### DIRECTION
Tally all lines containing the word "this". Give the number alone.

___ PROVIDED ENTRIES

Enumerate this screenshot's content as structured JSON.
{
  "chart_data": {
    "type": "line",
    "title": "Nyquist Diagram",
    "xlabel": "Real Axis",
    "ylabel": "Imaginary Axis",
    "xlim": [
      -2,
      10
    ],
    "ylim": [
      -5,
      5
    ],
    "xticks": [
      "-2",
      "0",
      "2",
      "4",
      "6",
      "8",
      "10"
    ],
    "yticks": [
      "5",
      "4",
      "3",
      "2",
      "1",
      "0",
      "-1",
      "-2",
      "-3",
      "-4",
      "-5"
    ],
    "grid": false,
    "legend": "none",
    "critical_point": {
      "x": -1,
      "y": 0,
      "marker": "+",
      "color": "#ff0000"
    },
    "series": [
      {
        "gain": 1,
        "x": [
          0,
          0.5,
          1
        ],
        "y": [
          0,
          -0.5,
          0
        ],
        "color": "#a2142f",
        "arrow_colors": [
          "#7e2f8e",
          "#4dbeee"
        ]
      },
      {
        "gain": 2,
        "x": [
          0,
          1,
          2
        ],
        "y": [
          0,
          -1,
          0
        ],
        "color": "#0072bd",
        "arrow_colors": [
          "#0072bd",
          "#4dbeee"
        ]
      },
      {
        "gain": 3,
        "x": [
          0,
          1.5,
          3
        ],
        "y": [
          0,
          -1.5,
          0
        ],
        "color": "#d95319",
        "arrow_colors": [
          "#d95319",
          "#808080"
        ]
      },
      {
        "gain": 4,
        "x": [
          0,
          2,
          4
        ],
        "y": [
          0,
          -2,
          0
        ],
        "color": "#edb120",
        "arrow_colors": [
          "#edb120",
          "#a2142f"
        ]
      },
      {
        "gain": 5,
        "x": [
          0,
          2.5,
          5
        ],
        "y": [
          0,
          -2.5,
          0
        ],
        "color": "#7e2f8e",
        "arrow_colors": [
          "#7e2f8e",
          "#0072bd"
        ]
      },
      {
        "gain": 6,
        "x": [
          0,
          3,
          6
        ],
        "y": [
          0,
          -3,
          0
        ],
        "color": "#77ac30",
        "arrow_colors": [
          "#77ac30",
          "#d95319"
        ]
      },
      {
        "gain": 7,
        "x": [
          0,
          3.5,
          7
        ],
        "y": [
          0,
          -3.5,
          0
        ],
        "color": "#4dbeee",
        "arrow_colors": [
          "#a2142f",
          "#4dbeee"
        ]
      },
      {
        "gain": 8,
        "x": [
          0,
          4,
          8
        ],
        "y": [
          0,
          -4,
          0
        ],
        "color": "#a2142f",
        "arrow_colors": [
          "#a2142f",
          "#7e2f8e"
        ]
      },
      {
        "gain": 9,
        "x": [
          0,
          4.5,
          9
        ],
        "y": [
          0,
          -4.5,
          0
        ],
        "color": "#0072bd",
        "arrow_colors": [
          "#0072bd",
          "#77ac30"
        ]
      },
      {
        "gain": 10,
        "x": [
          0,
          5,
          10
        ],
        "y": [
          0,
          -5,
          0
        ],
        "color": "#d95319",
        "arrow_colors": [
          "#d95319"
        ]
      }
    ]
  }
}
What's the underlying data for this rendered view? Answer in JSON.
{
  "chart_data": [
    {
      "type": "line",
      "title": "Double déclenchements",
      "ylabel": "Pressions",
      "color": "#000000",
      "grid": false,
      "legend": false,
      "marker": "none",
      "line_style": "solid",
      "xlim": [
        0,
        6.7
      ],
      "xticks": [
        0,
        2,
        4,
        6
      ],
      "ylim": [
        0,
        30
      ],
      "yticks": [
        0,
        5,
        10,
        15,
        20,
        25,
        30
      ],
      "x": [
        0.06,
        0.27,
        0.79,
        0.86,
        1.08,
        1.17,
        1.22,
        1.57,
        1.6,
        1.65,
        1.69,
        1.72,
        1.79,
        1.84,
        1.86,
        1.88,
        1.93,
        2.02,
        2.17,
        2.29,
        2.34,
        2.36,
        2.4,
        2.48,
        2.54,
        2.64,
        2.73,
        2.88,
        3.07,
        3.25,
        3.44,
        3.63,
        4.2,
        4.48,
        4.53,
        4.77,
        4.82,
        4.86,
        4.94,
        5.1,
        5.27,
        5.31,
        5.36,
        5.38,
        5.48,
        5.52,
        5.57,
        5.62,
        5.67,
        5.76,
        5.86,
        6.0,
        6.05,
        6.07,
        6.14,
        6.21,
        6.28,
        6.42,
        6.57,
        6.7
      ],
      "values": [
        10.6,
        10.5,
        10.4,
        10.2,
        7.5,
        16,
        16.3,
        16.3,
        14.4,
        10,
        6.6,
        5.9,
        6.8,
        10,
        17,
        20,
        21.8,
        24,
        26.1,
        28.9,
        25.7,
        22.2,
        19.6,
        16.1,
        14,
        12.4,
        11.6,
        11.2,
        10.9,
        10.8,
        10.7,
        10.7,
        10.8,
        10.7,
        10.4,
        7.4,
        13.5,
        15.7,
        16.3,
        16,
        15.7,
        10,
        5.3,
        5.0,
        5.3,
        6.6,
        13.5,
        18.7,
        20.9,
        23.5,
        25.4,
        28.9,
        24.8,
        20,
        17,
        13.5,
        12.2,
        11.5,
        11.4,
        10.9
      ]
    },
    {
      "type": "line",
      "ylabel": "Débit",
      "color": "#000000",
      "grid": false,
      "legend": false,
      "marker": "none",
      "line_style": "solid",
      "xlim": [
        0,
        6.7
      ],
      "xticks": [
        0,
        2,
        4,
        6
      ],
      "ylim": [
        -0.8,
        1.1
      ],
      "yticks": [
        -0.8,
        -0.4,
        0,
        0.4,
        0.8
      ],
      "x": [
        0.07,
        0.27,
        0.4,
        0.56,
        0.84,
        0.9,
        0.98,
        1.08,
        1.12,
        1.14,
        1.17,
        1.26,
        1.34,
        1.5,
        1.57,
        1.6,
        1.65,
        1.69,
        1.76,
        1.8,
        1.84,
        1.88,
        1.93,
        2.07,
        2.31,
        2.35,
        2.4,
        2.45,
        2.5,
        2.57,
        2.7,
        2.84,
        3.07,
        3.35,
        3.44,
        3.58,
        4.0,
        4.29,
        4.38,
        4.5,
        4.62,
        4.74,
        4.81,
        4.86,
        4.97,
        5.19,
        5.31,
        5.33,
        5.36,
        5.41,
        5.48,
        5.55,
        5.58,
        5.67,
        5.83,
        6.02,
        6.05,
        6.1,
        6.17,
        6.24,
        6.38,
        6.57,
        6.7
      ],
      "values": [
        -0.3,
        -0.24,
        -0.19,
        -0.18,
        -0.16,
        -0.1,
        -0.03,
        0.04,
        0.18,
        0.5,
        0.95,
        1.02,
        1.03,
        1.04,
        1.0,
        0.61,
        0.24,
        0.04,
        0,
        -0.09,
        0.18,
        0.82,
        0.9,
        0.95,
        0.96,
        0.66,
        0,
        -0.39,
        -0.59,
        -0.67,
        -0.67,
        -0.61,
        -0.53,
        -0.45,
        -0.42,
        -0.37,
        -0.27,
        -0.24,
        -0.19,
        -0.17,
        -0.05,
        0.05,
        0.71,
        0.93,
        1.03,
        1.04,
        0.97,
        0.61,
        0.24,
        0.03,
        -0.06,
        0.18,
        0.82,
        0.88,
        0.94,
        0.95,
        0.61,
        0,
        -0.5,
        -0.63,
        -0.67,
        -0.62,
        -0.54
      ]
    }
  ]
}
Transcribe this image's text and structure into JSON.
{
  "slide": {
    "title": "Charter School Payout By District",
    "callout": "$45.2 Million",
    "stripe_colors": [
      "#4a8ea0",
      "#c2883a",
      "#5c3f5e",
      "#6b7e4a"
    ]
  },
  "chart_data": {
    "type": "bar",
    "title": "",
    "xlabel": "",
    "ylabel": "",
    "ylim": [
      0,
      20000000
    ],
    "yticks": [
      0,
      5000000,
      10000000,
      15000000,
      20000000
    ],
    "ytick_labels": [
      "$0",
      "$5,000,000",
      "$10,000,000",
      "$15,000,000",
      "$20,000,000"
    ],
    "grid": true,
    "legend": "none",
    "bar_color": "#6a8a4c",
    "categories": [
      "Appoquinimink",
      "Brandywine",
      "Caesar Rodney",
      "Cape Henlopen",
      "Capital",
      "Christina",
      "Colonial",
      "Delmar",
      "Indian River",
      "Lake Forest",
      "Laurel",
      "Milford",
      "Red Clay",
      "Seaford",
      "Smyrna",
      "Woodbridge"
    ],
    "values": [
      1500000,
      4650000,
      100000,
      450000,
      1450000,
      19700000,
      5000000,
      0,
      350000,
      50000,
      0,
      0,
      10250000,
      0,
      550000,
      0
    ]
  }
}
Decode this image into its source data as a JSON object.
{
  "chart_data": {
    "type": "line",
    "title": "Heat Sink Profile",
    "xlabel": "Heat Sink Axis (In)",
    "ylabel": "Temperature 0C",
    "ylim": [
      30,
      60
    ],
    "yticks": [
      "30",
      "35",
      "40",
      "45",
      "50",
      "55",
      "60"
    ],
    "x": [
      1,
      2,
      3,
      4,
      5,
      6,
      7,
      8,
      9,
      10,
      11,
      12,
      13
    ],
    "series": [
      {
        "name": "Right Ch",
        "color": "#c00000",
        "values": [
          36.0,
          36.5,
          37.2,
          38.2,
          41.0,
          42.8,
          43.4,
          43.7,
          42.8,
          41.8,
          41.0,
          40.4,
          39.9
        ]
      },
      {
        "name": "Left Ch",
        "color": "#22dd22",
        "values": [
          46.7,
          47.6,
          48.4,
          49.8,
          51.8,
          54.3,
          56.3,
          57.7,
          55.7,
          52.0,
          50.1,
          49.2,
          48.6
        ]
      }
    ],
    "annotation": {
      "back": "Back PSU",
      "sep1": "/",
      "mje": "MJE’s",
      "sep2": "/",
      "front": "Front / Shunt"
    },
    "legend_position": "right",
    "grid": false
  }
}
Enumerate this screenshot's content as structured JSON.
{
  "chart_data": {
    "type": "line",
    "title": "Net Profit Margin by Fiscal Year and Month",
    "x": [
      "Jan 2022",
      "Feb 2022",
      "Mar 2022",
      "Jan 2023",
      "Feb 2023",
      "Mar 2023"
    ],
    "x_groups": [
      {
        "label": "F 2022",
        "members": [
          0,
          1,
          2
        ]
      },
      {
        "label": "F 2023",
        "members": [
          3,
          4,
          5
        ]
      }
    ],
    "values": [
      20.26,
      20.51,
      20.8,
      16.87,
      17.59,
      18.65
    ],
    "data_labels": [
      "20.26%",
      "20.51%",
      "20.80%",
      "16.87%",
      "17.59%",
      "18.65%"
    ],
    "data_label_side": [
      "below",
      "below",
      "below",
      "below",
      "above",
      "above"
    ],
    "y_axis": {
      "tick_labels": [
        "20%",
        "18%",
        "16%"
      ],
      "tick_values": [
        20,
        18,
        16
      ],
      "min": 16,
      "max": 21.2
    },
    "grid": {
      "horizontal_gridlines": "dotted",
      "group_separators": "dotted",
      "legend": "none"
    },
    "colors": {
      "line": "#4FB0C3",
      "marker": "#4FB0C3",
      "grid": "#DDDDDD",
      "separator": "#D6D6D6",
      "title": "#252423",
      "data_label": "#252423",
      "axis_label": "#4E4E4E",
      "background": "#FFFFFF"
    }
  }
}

______

### ANSWER TO THE PROBLEM
5